---------- Records to use ----------
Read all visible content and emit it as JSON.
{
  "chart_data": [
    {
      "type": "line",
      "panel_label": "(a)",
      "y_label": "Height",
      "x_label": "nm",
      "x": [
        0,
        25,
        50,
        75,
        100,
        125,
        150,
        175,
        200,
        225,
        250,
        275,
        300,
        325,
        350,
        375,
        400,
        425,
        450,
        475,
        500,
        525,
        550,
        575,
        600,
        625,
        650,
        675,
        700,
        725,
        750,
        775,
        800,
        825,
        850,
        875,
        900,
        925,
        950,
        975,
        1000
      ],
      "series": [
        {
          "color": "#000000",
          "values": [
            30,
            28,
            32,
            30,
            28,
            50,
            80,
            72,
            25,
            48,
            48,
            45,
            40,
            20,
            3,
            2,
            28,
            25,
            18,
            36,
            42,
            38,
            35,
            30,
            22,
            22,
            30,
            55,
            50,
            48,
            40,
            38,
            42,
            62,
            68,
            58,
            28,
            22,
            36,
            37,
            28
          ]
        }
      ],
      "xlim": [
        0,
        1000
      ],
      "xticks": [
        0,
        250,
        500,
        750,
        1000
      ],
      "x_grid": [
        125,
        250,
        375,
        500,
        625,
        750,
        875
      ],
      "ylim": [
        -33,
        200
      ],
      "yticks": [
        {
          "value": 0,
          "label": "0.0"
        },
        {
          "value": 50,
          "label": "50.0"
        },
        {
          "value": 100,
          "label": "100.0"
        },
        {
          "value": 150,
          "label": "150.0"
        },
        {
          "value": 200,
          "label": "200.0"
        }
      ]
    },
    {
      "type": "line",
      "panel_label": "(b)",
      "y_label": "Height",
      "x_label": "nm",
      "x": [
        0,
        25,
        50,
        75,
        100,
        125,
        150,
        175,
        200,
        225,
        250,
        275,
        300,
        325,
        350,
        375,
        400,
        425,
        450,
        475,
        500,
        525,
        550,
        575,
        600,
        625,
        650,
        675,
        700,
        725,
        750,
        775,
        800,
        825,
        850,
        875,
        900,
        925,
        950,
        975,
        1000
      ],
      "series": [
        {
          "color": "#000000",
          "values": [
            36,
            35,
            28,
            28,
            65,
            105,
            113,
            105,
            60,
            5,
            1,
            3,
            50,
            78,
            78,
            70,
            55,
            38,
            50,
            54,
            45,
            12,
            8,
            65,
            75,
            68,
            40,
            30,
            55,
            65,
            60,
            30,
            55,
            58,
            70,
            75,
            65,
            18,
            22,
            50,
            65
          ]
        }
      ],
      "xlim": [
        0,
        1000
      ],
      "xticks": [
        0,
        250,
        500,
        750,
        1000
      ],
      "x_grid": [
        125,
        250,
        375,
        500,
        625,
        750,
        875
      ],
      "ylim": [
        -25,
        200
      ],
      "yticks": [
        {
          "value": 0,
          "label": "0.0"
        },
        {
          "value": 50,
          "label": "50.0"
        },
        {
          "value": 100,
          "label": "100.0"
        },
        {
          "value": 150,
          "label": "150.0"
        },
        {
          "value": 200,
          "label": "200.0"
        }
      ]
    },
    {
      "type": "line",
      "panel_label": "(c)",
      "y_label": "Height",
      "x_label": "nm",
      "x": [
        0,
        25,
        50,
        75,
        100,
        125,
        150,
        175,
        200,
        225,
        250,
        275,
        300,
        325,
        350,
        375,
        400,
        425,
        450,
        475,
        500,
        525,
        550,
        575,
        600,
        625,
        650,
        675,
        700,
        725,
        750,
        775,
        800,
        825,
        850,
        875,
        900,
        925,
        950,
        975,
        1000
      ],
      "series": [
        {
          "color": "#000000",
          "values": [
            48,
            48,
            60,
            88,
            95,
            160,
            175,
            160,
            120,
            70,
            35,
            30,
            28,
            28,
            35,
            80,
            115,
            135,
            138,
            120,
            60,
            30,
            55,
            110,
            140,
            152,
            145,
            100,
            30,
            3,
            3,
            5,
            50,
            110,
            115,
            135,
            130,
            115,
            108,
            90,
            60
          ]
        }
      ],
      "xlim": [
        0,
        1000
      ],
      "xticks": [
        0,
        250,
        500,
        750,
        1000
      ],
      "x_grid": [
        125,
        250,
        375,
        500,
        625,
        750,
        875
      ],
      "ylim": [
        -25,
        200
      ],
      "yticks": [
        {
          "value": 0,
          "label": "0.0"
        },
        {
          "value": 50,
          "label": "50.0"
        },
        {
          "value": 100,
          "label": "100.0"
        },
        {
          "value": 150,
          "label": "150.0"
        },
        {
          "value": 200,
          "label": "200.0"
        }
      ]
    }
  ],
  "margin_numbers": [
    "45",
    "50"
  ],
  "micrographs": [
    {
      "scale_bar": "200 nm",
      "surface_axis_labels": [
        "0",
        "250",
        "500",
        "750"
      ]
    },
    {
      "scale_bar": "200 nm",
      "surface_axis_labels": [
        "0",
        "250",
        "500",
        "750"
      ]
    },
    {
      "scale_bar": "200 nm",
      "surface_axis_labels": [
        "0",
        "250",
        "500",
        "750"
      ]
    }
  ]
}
----------
### Requirements
Output all of the data again, exactly.

### Task response
Read all visible content and emit it as JSON.
{
  "chart_data": [
    {
      "type": "line",
      "panel_label": "(a)",
      "y_label": "Height",
      "x_label": "nm",
      "x": [
        0,
        25,
        50,
        75,
        100,
        125,
        150,
        175,
        200,
        225,
        250,
        275,
        300,
        325,
        350,
        375,
        400,
        425,
        450,
        475,
        500,
        525,
        550,
        575,
        600,
        625,
        650,
        675,
        700,
        725,
        750,
        775,
        800,
        825,
        850,
        875,
        900,
        925,
        950,
        975,
        1000
      ],
      "series": [
        {
          "color": "#000000",
          "values": [
            30,
            28,
            32,
            30,
            28,
            50,
            80,
            72,
            25,
            48,
            48,
            45,
            40,
            20,
            3,
            2,
            28,
            25,
            18,
            36,
            42,
            38,
            35,
            30,
            22,
            22,
            30,
            55,
            50,
            48,
            40,
            38,
            42,
            62,
            68,
            58,
            28,
            22,
            36,
            37,
            28
          ]
        }
      ],
      "xlim": [
        0,
        1000
      ],
      "xticks": [
        0,
        250,
        500,
        750,
        1000
      ],
      "x_grid": [
        125,
        250,
        375,
        500,
        625,
        750,
        875
      ],
      "ylim": [
        -33,
        200
      ],
      "yticks": [
        {
          "value": 0,
          "label": "0.0"
        },
        {
          "value": 50,
          "label": "50.0"
        },
        {
          "value": 100,
          "label": "100.0"
        },
        {
          "value": 150,
          "label": "150.0"
        },
        {
          "value": 200,
          "label": "200.0"
        }
      ]
    },
    {
      "type": "line",
      "panel_label": "(b)",
      "y_label": "Height",
      "x_label": "nm",
      "x": [
        0,
        25,
        50,
        75,
        100,
        125,
        150,
        175,
        200,
        225,
        250,
        275,
        300,
        325,
        350,
        375,
        400,
        425,
        450,
        475,
        500,
        525,
        550,
        575,
        600,
        625,
        650,
        675,
        700,
        725,
        750,
        775,
        800,
        825,
        850,
        875,
        900,
        925,
        950,
        975,
        1000
      ],
      "series": [
        {
          "color": "#000000",
          "values": [
            36,
            35,
            28,
            28,
            65,
            105,
            113,
            105,
            60,
            5,
            1,
            3,
            50,
            78,
            78,
            70,
            55,
            38,
            50,
            54,
            45,
            12,
            8,
            65,
            75,
            68,
            40,
            30,
            55,
            65,
            60,
            30,
            55,
            58,
            70,
            75,
            65,
            18,
            22,
            50,
            65
          ]
        }
      ],
      "xlim": [
        0,
        1000
      ],
      "xticks": [
        0,
        250,
        500,
        750,
        1000
      ],
      "x_grid": [
        125,
        250,
        375,
        500,
        625,
        750,
        875
      ],
      "ylim": [
        -25,
        200
      ],
      "yticks": [
        {
          "value": 0,
          "label": "0.0"
        },
        {
          "value": 50,
          "label": "50.0"
        },
        {
          "value": 100,
          "label": "100.0"
        },
        {
          "value": 150,
          "label": "150.0"
        },
        {
          "value": 200,
          "label": "200.0"
        }
      ]
    },
    {
      "type": "line",
      "panel_label": "(c)",
      "y_label": "Height",
      "x_label": "nm",
      "x": [
        0,
        25,
        50,
        75,
        100,
        125,
        150,
        175,
        200,
        225,
        250,
        275,
        300,
        325,
        350,
        375,
        400,
        425,
        450,
        475,
        500,
        525,
        550,
        575,
        600,
        625,
        650,
        675,
        700,
        725,
        750,
        775,
        800,
        825,
        850,
        875,
        900,
        925,
        950,
        975,
        1000
      ],
      "series": [
        {
          "color": "#000000",
          "values": [
            48,
            48,
            60,
            88,
            95,
            160,
            175,
            160,
            120,
            70,
            35,
            30,
            28,
            28,
            35,
            80,
            115,
            135,
            138,
            120,
            60,
            30,
            55,
            110,
            140,
            152,
            145,
            100,
            30,
            3,
            3,
            5,
            50,
            110,
            115,
            135,
            130,
            115,
            108,
            90,
            60
          ]
        }
      ],
      "xlim": [
        0,
        1000
      ],
      "xticks": [
        0,
        250,
        500,
        750,
        1000
      ],
      "x_grid": [
        125,
        250,
        375,
        500,
        625,
        750,
        875
      ],
      "ylim": [
        -25,
        200
      ],
      "yticks": [
        {
          "value": 0,
          "label": "0.0"
        },
        {
          "value": 50,
          "label": "50.0"
        },
        {
          "value": 100,
          "label": "100.0"
        },
        {
          "value": 150,
          "label": "150.0"
        },
        {
          "value": 200,
          "label": "200.0"
        }
      ]
    }
  ],
  "margin_numbers": [
    "45",
    "50"
  ],
  "micrographs": [
    {
      "scale_bar": "200 nm",
      "surface_axis_labels": [
        "0",
        "250",
        "500",
        "750"
      ]
    },
    {
      "scale_bar": "200 nm",
      "surface_axis_labels": [
        "0",
        "250",
        "500",
        "750"
      ]
    },
    {
      "scale_bar": "200 nm",
      "surface_axis_labels": [
        "0",
        "250",
        "500",
        "750"
      ]
    }
  ]
}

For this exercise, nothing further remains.